### [TASK TO CARRY OUT]
Copy each line of the material below that includes the string "отдельные".

### [RECORDS]
BEGIN
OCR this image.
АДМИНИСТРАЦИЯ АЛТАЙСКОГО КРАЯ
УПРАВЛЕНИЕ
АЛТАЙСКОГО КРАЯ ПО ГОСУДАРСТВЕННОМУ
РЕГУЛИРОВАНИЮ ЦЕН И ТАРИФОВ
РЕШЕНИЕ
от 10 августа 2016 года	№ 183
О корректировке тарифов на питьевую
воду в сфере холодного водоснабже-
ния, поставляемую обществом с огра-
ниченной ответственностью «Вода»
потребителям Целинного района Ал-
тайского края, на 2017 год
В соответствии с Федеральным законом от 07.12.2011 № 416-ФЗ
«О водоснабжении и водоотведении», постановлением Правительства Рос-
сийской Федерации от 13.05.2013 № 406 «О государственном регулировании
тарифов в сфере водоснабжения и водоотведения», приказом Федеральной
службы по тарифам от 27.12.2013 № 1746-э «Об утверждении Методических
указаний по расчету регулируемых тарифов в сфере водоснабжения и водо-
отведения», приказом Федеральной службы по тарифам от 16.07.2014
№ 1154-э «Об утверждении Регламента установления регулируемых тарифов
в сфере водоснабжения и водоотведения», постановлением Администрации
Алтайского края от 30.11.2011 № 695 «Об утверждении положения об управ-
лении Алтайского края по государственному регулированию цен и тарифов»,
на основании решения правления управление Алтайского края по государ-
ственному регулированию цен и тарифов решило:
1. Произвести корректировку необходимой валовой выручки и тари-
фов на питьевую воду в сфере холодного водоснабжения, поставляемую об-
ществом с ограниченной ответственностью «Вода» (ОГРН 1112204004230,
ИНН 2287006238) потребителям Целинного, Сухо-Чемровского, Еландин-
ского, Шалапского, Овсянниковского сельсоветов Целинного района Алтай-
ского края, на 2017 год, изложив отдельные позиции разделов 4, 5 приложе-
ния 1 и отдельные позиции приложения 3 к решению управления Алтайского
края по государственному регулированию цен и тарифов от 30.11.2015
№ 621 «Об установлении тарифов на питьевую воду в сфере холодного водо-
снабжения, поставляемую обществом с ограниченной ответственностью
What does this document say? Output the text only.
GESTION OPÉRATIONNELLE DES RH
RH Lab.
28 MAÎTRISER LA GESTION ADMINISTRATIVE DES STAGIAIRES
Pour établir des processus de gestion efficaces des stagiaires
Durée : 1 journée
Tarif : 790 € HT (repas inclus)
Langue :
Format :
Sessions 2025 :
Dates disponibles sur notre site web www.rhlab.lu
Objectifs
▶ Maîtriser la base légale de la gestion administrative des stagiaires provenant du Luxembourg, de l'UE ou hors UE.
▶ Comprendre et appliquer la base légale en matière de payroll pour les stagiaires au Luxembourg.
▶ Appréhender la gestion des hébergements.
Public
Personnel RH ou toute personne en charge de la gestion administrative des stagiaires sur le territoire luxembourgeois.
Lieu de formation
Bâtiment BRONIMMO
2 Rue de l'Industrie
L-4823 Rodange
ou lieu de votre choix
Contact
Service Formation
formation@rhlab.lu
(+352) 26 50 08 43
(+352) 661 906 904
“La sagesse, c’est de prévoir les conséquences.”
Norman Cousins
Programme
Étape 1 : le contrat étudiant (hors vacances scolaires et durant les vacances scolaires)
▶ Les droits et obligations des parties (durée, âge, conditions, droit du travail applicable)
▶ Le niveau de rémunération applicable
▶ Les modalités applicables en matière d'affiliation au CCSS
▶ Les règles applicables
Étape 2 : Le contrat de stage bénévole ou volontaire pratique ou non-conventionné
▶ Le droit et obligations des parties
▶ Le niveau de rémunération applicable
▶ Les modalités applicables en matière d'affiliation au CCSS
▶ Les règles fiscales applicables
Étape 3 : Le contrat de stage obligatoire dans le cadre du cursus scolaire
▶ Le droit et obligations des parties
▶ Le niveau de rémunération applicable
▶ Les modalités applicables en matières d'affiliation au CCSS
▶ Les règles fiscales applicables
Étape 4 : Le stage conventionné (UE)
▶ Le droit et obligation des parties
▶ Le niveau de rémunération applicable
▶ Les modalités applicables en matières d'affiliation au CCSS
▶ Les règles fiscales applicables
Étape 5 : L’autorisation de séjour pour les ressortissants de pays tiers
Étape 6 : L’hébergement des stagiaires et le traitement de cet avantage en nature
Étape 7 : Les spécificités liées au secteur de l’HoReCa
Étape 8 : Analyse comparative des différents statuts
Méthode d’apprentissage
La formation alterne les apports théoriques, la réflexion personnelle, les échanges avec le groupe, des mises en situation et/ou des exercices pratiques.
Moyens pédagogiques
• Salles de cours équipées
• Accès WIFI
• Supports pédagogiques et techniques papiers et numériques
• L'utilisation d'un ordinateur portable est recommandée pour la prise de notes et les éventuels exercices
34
END
### [CORRECT OUTPUT]
ского края, на 2017 год, изложив отдельные позиции разделов 4, 5 приложе-
ния 1 и отдельные позиции приложения 3 к решению управления Алтайского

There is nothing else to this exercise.